[begin Task data]

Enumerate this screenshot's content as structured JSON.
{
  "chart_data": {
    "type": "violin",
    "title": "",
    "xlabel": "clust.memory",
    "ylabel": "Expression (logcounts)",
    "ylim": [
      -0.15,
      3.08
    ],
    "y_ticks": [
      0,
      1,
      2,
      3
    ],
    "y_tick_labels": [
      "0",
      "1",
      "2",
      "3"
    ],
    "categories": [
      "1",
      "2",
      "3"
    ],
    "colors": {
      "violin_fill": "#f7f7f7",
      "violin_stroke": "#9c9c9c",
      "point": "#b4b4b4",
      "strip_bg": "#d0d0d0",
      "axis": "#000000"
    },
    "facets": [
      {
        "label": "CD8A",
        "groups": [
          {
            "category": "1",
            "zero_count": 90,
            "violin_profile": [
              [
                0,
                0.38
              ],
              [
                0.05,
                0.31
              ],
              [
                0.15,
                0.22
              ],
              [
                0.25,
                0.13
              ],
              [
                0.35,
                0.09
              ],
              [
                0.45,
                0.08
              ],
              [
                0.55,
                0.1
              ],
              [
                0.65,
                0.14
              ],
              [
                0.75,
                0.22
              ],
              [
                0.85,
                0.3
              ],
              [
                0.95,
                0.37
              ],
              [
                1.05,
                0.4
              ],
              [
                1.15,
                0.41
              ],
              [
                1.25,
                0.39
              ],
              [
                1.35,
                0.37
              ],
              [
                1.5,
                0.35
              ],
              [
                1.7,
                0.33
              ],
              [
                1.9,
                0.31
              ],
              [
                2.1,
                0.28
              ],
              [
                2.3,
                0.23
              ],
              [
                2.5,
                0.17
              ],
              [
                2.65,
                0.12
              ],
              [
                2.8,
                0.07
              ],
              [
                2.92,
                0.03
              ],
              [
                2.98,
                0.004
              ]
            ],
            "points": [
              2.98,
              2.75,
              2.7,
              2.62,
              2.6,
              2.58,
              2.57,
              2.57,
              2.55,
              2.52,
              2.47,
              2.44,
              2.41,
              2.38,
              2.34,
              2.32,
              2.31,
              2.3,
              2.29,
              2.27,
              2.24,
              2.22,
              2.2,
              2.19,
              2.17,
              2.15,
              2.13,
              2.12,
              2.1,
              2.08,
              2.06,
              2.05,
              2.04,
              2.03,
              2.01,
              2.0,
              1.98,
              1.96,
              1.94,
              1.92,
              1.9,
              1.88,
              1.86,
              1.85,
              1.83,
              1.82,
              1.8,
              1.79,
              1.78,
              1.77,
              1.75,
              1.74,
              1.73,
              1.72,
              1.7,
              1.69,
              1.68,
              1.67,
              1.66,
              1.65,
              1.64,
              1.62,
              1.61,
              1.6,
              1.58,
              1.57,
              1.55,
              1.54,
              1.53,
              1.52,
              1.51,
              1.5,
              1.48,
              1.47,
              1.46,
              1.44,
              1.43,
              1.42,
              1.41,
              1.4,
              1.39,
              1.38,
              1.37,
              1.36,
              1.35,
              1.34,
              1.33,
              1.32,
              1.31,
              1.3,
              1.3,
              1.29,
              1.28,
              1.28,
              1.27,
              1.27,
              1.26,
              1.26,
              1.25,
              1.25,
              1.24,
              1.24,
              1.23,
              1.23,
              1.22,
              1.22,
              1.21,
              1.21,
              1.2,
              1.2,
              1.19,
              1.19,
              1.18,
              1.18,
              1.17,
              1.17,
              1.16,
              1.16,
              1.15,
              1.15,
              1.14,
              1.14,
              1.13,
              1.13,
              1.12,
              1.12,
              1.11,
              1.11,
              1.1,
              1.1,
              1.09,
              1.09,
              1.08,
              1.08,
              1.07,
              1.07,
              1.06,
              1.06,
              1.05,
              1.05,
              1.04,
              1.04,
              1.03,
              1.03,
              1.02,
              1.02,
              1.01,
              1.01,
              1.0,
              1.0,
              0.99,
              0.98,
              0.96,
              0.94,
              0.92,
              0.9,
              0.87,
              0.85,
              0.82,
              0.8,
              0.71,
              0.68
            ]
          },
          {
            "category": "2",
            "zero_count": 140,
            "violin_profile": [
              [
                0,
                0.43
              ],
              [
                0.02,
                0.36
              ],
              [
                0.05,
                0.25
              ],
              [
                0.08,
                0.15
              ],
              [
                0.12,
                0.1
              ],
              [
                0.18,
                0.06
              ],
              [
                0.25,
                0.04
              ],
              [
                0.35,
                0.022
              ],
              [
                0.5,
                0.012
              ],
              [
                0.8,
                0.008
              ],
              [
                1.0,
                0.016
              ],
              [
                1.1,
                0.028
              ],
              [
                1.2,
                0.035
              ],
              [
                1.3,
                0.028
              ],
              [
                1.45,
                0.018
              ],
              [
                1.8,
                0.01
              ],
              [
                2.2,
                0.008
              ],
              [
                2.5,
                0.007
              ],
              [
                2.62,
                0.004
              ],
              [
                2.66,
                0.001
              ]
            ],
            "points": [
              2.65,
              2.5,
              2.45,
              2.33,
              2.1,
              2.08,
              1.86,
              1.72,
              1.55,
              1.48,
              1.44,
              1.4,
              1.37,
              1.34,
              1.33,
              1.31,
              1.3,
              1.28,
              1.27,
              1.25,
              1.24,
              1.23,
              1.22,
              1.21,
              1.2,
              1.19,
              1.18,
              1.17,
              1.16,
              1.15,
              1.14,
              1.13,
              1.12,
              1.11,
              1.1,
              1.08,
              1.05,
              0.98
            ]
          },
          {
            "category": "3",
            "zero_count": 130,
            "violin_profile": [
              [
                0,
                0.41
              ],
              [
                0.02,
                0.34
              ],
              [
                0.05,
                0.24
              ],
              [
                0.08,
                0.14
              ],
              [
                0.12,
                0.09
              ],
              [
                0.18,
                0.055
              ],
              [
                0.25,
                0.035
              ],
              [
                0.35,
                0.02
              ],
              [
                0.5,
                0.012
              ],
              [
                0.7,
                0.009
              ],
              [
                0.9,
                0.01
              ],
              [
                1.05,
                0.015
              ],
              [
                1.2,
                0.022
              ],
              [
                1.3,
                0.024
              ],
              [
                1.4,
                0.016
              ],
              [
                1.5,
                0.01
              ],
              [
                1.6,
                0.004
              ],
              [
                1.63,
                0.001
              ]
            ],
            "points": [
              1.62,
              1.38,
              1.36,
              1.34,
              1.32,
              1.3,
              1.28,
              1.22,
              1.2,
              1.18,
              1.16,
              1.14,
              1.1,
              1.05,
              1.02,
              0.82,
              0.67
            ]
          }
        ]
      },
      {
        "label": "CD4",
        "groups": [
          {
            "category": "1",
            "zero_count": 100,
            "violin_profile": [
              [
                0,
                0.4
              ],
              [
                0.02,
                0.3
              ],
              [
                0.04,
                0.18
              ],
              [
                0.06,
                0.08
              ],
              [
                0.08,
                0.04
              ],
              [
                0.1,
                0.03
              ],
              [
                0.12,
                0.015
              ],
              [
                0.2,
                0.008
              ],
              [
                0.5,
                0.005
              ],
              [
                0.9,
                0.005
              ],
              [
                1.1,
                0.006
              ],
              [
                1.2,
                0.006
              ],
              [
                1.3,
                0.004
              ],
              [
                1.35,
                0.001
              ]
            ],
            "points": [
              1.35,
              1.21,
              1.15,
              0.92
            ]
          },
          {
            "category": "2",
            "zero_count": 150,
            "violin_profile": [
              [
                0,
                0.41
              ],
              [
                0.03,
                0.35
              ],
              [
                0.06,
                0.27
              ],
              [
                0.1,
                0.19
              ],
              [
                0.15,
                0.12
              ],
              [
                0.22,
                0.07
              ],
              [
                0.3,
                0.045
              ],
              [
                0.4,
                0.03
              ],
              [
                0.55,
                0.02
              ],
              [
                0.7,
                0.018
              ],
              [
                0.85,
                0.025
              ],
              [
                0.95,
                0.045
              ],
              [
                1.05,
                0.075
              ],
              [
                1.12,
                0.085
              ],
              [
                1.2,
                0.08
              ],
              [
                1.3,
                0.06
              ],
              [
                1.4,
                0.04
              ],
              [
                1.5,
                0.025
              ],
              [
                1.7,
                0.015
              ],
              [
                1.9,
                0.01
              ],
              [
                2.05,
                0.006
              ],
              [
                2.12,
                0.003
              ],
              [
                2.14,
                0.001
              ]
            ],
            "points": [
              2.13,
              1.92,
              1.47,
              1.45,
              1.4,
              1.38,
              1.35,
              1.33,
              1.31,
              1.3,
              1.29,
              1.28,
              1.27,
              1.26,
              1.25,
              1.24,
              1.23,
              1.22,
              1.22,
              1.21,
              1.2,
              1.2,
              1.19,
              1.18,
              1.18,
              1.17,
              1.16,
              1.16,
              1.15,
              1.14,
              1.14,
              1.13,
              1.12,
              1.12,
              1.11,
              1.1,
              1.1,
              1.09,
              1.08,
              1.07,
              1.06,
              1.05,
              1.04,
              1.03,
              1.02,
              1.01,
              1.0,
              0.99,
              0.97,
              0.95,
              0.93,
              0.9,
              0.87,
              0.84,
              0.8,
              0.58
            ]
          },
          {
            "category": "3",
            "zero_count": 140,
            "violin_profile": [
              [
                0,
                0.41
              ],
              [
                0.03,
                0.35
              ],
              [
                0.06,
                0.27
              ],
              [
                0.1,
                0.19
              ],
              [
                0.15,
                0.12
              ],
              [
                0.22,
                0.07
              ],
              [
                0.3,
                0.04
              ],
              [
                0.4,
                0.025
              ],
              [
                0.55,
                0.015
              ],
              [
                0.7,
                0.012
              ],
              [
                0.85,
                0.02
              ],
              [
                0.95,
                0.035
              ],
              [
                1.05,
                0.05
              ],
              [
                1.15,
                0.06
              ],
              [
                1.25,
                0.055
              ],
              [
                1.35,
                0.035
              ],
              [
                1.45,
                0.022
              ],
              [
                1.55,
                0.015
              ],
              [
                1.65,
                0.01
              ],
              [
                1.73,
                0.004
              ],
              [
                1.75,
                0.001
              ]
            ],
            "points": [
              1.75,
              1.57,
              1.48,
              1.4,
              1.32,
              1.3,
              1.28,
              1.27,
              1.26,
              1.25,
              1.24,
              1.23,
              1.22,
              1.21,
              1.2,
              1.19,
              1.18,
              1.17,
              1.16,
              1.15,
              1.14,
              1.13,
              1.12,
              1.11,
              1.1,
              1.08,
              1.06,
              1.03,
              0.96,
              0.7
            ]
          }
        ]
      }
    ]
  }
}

[end Task data]
[begin Task data]

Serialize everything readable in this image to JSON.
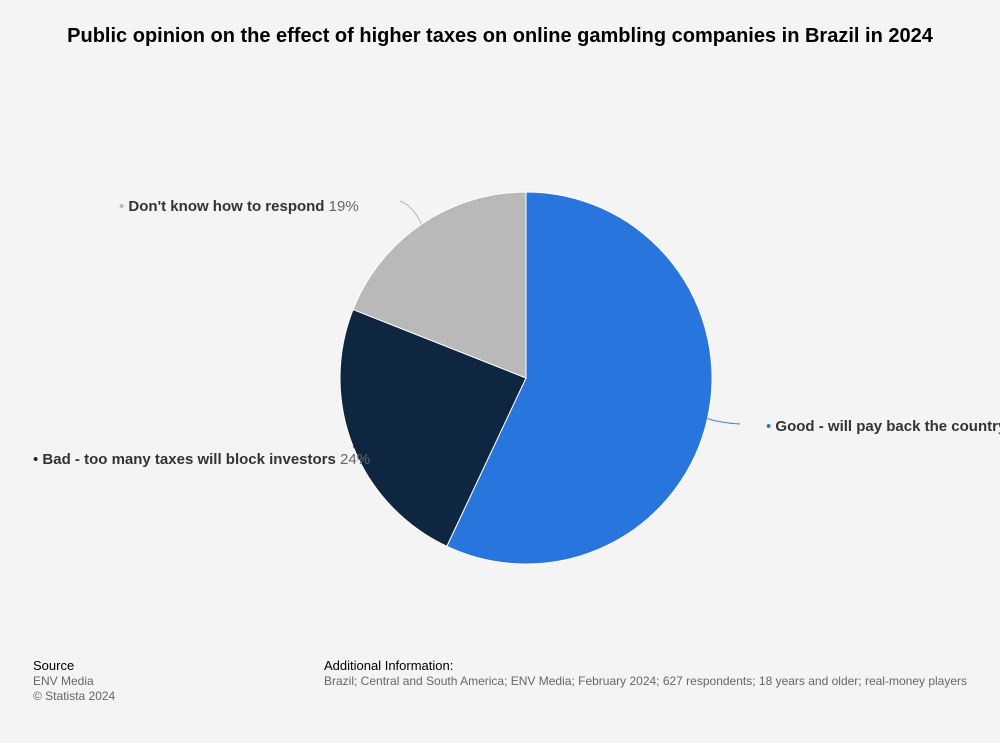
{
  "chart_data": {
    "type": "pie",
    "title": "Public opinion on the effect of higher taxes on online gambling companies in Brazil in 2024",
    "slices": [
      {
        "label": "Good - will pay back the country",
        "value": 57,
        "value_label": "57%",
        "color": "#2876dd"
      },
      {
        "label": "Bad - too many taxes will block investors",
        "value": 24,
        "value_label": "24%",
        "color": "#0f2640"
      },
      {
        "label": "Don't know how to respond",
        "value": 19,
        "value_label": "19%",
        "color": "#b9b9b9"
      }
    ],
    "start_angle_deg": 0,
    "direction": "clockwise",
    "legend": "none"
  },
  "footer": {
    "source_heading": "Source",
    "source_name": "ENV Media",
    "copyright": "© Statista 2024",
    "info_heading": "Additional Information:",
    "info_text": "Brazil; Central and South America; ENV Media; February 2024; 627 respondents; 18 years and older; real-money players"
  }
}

[end Task data]

● Instructions to follow:
Reproduce each line of the material containing the word "taxes".

● Correct output:
    "title": "Public opinion on the effect of higher taxes on online gambling companies in Brazil in 2024",
        "label": "Bad - too many taxes will block investors",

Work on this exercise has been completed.